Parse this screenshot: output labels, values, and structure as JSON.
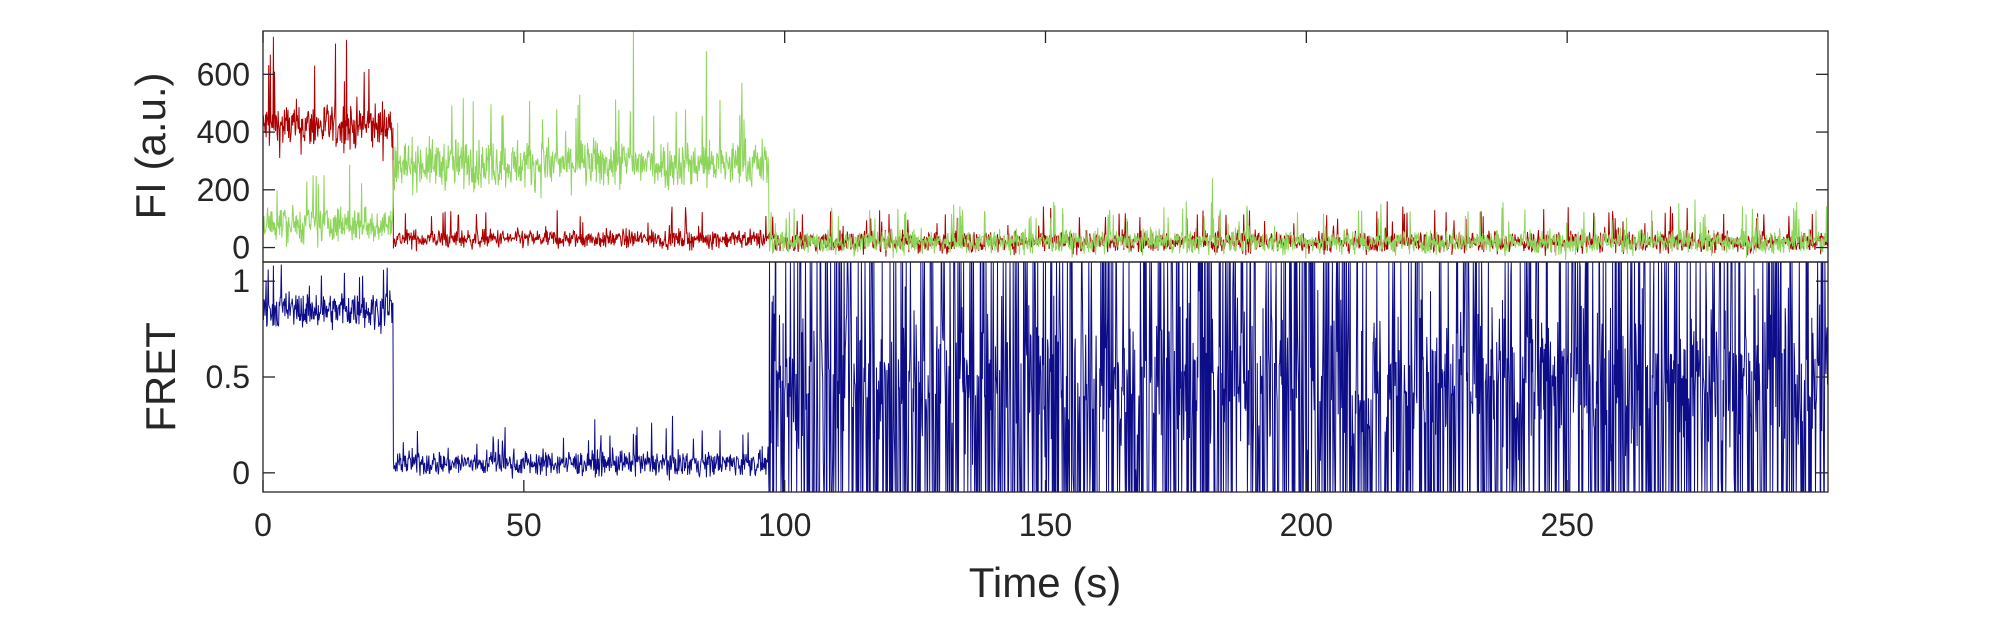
{
  "chart_data": [
    {
      "type": "line",
      "panel": "top",
      "ylabel": "FI (a.u.)",
      "xlim": [
        0,
        300
      ],
      "ylim": [
        -50,
        750
      ],
      "yticks": [
        0,
        200,
        400,
        600
      ],
      "ytick_labels": [
        "0",
        "200",
        "400",
        "600"
      ],
      "grid": false,
      "series": [
        {
          "color": "#ac0000",
          "segments": [
            {
              "x0": 0,
              "x1": 25,
              "mean": 420,
              "noise": 90
            },
            {
              "x0": 25,
              "x1": 97,
              "mean": 30,
              "noise": 35
            },
            {
              "x0": 97,
              "x1": 300,
              "mean": 20,
              "noise": 40
            }
          ],
          "peaks": [
            {
              "x": 2,
              "y": 730
            },
            {
              "x": 16,
              "y": 720
            }
          ]
        },
        {
          "color": "#8ed55c",
          "segments": [
            {
              "x0": 0,
              "x1": 25,
              "mean": 80,
              "noise": 70
            },
            {
              "x0": 25,
              "x1": 97,
              "mean": 290,
              "noise": 90
            },
            {
              "x0": 97,
              "x1": 300,
              "mean": 20,
              "noise": 45
            }
          ],
          "peaks": [
            {
              "x": 71,
              "y": 750
            },
            {
              "x": 85,
              "y": 680
            },
            {
              "x": 182,
              "y": 240
            }
          ]
        }
      ]
    },
    {
      "type": "line",
      "panel": "bottom",
      "ylabel": "FRET",
      "xlabel": "Time (s)",
      "xlim": [
        0,
        300
      ],
      "ylim": [
        -0.1,
        1.1
      ],
      "yticks": [
        0,
        0.5,
        1
      ],
      "ytick_labels": [
        "0",
        "0.5",
        "1"
      ],
      "xticks": [
        0,
        50,
        100,
        150,
        200,
        250
      ],
      "xtick_labels": [
        "0",
        "50",
        "100",
        "150",
        "200",
        "250"
      ],
      "grid": false,
      "series": [
        {
          "color": "#0d0d8a",
          "segments": [
            {
              "x0": 0,
              "x1": 25,
              "mean": 0.85,
              "noise": 0.1,
              "mode": "noise"
            },
            {
              "x0": 25,
              "x1": 97,
              "mean": 0.05,
              "noise": 0.07,
              "mode": "noise"
            },
            {
              "x0": 97,
              "x1": 300,
              "mean": 0.5,
              "noise": 0.5,
              "mode": "spiky"
            }
          ]
        }
      ]
    }
  ]
}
_____
Task goal: Repeat each entry exactly as it appears; skip any picture.

Correct result:
Parse this screenshot: output labels, values, and structure as JSON.
{
  "chart_data": [
    {
      "type": "line",
      "panel": "top",
      "ylabel": "FI (a.u.)",
      "xlim": [
        0,
        300
      ],
      "ylim": [
        -50,
        750
      ],
      "yticks": [
        0,
        200,
        400,
        600
      ],
      "ytick_labels": [
        "0",
        "200",
        "400",
        "600"
      ],
      "grid": false,
      "series": [
        {
          "color": "#ac0000",
          "segments": [
            {
              "x0": 0,
              "x1": 25,
              "mean": 420,
              "noise": 90
            },
            {
              "x0": 25,
              "x1": 97,
              "mean": 30,
              "noise": 35
            },
            {
              "x0": 97,
              "x1": 300,
              "mean": 20,
              "noise": 40
            }
          ],
          "peaks": [
            {
              "x": 2,
              "y": 730
            },
            {
              "x": 16,
              "y": 720
            }
          ]
        },
        {
          "color": "#8ed55c",
          "segments": [
            {
              "x0": 0,
              "x1": 25,
              "mean": 80,
              "noise": 70
            },
            {
              "x0": 25,
              "x1": 97,
              "mean": 290,
              "noise": 90
            },
            {
              "x0": 97,
              "x1": 300,
              "mean": 20,
              "noise": 45
            }
          ],
          "peaks": [
            {
              "x": 71,
              "y": 750
            },
            {
              "x": 85,
              "y": 680
            },
            {
              "x": 182,
              "y": 240
            }
          ]
        }
      ]
    },
    {
      "type": "line",
      "panel": "bottom",
      "ylabel": "FRET",
      "xlabel": "Time (s)",
      "xlim": [
        0,
        300
      ],
      "ylim": [
        -0.1,
        1.1
      ],
      "yticks": [
        0,
        0.5,
        1
      ],
      "ytick_labels": [
        "0",
        "0.5",
        "1"
      ],
      "xticks": [
        0,
        50,
        100,
        150,
        200,
        250
      ],
      "xtick_labels": [
        "0",
        "50",
        "100",
        "150",
        "200",
        "250"
      ],
      "grid": false,
      "series": [
        {
          "color": "#0d0d8a",
          "segments": [
            {
              "x0": 0,
              "x1": 25,
              "mean": 0.85,
              "noise": 0.1,
              "mode": "noise"
            },
            {
              "x0": 25,
              "x1": 97,
              "mean": 0.05,
              "noise": 0.07,
              "mode": "noise"
            },
            {
              "x0": 97,
              "x1": 300,
              "mean": 0.5,
              "noise": 0.5,
              "mode": "spiky"
            }
          ]
        }
      ]
    }
  ]
}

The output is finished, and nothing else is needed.